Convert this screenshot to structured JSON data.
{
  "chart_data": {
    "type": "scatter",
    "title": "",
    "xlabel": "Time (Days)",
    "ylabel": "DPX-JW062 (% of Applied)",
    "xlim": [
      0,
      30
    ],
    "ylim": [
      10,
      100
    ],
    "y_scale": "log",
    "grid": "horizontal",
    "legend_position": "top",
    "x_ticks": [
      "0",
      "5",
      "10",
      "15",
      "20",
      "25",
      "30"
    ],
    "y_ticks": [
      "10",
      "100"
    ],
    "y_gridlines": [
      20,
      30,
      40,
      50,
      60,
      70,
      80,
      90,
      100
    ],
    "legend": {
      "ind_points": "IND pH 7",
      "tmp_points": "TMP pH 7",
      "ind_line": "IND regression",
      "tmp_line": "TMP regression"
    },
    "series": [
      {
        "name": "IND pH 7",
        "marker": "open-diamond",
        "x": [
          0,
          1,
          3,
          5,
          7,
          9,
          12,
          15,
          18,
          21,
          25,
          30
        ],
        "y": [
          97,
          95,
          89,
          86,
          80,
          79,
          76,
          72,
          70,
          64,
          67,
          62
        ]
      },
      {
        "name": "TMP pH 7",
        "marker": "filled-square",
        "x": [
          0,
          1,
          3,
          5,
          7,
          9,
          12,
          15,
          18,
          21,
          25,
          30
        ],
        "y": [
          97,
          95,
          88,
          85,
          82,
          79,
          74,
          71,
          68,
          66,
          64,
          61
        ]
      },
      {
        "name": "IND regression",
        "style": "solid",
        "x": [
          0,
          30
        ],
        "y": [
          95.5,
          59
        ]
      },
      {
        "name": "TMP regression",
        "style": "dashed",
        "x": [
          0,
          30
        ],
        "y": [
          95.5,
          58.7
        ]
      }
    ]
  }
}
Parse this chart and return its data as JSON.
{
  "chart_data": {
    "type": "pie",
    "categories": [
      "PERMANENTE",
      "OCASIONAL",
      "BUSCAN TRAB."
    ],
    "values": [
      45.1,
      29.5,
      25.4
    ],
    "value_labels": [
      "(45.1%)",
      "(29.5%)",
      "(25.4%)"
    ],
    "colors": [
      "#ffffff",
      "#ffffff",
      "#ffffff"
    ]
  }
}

DIRECTIONS FOR THIS TASK: Your task is to repeat the data exactly, with nothing left out.

SOLUTION FOR THIS PROBLEM:
Convert this screenshot to structured JSON data.
{
  "chart_data": {
    "type": "scatter",
    "title": "",
    "xlabel": "Time (Days)",
    "ylabel": "DPX-JW062 (% of Applied)",
    "xlim": [
      0,
      30
    ],
    "ylim": [
      10,
      100
    ],
    "y_scale": "log",
    "grid": "horizontal",
    "legend_position": "top",
    "x_ticks": [
      "0",
      "5",
      "10",
      "15",
      "20",
      "25",
      "30"
    ],
    "y_ticks": [
      "10",
      "100"
    ],
    "y_gridlines": [
      20,
      30,
      40,
      50,
      60,
      70,
      80,
      90,
      100
    ],
    "legend": {
      "ind_points": "IND pH 7",
      "tmp_points": "TMP pH 7",
      "ind_line": "IND regression",
      "tmp_line": "TMP regression"
    },
    "series": [
      {
        "name": "IND pH 7",
        "marker": "open-diamond",
        "x": [
          0,
          1,
          3,
          5,
          7,
          9,
          12,
          15,
          18,
          21,
          25,
          30
        ],
        "y": [
          97,
          95,
          89,
          86,
          80,
          79,
          76,
          72,
          70,
          64,
          67,
          62
        ]
      },
      {
        "name": "TMP pH 7",
        "marker": "filled-square",
        "x": [
          0,
          1,
          3,
          5,
          7,
          9,
          12,
          15,
          18,
          21,
          25,
          30
        ],
        "y": [
          97,
          95,
          88,
          85,
          82,
          79,
          74,
          71,
          68,
          66,
          64,
          61
        ]
      },
      {
        "name": "IND regression",
        "style": "solid",
        "x": [
          0,
          30
        ],
        "y": [
          95.5,
          59
        ]
      },
      {
        "name": "TMP regression",
        "style": "dashed",
        "x": [
          0,
          30
        ],
        "y": [
          95.5,
          58.7
        ]
      }
    ]
  }
}
Parse this chart and return its data as JSON.
{
  "chart_data": {
    "type": "pie",
    "categories": [
      "PERMANENTE",
      "OCASIONAL",
      "BUSCAN TRAB."
    ],
    "values": [
      45.1,
      29.5,
      25.4
    ],
    "value_labels": [
      "(45.1%)",
      "(29.5%)",
      "(25.4%)"
    ],
    "colors": [
      "#ffffff",
      "#ffffff",
      "#ffffff"
    ]
  }
}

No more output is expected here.